**Your objective:** Scan the data below and pick out the lines containing the word "Forecast".
--- BEGIN Records to process ---
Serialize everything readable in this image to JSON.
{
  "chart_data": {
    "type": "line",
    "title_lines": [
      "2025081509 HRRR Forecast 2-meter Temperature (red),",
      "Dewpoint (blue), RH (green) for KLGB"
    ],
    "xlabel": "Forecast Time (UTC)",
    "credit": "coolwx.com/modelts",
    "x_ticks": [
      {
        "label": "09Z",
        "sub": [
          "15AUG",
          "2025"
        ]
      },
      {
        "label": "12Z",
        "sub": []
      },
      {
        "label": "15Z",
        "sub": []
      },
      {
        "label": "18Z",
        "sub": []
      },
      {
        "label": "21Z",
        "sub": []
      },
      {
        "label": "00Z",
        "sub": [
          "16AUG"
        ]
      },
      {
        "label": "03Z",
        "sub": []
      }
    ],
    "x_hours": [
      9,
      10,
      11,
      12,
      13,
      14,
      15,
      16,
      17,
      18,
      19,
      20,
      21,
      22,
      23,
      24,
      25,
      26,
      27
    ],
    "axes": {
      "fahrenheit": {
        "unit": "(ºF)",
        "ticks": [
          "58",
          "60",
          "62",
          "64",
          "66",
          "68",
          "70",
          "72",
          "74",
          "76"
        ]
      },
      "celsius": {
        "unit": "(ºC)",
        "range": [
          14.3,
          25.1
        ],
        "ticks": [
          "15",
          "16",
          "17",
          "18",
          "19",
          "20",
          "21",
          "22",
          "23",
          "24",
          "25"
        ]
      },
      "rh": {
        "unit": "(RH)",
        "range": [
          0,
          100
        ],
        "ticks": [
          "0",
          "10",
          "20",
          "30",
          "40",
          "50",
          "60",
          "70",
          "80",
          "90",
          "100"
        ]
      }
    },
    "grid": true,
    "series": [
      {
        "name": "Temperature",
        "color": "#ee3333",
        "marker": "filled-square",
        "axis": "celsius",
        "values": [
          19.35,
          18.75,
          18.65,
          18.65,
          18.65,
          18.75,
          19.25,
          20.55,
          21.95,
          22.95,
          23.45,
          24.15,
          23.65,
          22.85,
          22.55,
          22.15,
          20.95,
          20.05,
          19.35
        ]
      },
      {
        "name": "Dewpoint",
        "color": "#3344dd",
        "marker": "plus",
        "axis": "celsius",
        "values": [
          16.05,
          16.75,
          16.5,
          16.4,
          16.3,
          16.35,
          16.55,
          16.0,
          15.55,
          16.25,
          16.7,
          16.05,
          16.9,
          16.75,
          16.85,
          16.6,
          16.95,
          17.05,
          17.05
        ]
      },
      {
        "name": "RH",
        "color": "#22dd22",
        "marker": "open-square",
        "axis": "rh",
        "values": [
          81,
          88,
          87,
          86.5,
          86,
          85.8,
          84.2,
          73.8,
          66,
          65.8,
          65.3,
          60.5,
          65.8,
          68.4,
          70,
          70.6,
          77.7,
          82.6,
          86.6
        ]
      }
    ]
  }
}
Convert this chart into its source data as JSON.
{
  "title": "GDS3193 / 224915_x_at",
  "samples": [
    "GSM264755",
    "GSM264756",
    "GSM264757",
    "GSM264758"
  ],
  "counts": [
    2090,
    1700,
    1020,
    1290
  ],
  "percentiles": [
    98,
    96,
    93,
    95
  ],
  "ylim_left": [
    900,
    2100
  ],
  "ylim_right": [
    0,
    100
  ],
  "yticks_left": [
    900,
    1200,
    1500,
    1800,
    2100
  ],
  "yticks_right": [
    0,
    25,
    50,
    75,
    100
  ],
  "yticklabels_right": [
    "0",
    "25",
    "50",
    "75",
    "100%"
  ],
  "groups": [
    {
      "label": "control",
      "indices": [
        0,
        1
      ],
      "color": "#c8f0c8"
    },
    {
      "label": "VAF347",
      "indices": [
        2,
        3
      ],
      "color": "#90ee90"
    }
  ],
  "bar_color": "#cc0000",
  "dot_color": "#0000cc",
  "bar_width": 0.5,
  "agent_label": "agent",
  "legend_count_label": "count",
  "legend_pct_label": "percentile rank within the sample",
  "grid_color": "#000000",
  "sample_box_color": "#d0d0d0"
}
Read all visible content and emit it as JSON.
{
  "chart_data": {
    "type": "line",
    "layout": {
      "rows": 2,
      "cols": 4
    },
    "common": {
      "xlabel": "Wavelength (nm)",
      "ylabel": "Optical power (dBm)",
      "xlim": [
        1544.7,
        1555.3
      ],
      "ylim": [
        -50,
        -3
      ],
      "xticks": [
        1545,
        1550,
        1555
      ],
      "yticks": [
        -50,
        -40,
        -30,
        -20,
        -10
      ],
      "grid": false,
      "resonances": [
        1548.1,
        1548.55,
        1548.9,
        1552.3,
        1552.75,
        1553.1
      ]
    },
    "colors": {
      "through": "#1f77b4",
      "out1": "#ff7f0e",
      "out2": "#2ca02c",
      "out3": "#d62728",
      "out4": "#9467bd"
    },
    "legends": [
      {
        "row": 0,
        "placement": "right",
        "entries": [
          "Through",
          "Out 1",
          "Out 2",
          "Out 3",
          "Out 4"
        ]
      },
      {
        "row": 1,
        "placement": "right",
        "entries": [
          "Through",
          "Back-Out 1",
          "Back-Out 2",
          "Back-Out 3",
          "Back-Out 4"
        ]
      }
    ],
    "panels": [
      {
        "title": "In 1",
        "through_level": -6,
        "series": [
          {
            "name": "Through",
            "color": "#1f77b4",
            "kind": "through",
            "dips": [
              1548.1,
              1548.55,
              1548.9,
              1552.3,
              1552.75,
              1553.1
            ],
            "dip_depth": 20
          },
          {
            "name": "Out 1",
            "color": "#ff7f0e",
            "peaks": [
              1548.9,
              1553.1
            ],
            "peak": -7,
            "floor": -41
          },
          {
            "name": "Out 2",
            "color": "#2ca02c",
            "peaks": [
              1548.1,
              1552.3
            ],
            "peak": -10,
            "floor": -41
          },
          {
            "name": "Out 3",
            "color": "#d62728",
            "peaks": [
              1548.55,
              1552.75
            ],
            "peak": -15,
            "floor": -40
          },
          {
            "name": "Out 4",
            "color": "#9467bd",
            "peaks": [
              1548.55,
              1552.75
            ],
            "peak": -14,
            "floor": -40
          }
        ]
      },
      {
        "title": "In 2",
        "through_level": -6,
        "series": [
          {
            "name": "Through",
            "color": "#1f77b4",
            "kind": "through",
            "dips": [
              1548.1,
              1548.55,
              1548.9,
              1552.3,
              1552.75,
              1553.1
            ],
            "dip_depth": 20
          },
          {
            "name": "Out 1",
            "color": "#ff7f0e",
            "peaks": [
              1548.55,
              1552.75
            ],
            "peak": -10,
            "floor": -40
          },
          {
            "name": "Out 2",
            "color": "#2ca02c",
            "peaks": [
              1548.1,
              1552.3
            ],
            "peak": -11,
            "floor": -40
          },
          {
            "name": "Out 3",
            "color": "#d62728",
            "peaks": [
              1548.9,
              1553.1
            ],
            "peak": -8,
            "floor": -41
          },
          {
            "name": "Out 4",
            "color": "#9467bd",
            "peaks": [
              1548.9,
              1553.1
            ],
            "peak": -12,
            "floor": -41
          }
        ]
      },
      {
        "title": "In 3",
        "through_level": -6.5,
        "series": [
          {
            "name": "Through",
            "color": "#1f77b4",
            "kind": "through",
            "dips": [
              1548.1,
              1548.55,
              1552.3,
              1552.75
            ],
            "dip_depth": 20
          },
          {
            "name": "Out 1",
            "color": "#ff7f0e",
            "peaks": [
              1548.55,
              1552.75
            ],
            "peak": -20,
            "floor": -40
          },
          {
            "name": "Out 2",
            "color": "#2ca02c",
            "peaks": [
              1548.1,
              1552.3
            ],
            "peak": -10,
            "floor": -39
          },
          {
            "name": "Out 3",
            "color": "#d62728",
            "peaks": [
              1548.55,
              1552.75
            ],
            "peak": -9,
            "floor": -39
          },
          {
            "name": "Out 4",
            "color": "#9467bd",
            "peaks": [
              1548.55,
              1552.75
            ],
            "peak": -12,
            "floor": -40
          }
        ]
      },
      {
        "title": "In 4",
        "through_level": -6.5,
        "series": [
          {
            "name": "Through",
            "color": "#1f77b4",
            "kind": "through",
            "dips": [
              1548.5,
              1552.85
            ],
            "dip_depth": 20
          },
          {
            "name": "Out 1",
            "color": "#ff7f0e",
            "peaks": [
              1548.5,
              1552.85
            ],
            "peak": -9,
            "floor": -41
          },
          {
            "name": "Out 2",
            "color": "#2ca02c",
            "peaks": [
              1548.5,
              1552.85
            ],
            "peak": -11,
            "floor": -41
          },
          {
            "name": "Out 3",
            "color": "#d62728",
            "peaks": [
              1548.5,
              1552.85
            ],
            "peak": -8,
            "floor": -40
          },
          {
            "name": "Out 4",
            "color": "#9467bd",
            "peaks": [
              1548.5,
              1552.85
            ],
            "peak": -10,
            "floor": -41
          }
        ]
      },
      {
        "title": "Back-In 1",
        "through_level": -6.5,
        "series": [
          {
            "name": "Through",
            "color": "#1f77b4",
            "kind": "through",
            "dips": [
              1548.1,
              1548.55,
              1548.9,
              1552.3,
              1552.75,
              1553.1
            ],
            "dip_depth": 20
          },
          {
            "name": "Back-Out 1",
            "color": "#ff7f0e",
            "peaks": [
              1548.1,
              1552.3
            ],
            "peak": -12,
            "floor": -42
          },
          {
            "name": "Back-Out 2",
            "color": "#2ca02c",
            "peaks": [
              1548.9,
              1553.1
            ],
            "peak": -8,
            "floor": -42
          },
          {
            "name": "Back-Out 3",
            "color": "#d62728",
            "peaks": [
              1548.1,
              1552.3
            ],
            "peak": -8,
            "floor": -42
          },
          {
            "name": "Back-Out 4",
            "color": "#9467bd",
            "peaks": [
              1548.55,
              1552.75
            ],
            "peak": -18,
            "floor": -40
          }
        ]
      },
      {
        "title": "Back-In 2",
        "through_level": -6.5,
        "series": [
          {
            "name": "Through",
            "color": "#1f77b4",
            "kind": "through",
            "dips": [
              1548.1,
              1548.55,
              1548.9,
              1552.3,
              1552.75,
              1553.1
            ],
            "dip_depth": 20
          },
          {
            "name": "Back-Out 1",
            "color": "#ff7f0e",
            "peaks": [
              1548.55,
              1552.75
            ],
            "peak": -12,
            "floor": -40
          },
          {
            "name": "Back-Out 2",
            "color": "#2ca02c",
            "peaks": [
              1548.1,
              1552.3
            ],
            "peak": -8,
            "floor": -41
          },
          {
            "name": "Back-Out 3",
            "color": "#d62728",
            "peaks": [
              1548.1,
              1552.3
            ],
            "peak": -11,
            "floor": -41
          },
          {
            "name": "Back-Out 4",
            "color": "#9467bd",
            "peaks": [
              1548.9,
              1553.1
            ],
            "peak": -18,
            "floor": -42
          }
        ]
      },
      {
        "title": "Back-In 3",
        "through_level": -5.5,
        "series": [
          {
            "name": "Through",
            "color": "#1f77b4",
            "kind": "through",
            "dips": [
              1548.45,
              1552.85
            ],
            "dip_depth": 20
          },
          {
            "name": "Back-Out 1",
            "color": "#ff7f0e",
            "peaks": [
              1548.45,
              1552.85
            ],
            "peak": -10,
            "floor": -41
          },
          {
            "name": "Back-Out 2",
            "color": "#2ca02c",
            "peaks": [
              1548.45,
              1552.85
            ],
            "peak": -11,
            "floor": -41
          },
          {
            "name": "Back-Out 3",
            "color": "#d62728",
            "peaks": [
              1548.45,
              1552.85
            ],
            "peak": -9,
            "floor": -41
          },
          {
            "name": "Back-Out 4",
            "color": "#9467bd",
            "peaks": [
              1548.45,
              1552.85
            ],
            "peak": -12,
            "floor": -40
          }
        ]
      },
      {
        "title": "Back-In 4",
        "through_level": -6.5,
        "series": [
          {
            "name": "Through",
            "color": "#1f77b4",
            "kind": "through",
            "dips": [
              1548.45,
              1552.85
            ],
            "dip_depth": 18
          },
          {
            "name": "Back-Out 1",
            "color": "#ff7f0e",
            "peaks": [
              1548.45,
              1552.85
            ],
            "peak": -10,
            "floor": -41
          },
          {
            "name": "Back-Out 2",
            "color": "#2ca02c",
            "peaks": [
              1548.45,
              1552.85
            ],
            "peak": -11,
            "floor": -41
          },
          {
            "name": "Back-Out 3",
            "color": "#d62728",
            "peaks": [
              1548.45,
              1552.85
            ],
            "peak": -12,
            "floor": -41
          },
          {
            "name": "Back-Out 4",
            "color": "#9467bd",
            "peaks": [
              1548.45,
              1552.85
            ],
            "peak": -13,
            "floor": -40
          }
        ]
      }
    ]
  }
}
--- END Records to process ---
**Right answer:**
      "2025081509 HRRR Forecast 2-meter Temperature (red),",
    "xlabel": "Forecast Time (UTC)",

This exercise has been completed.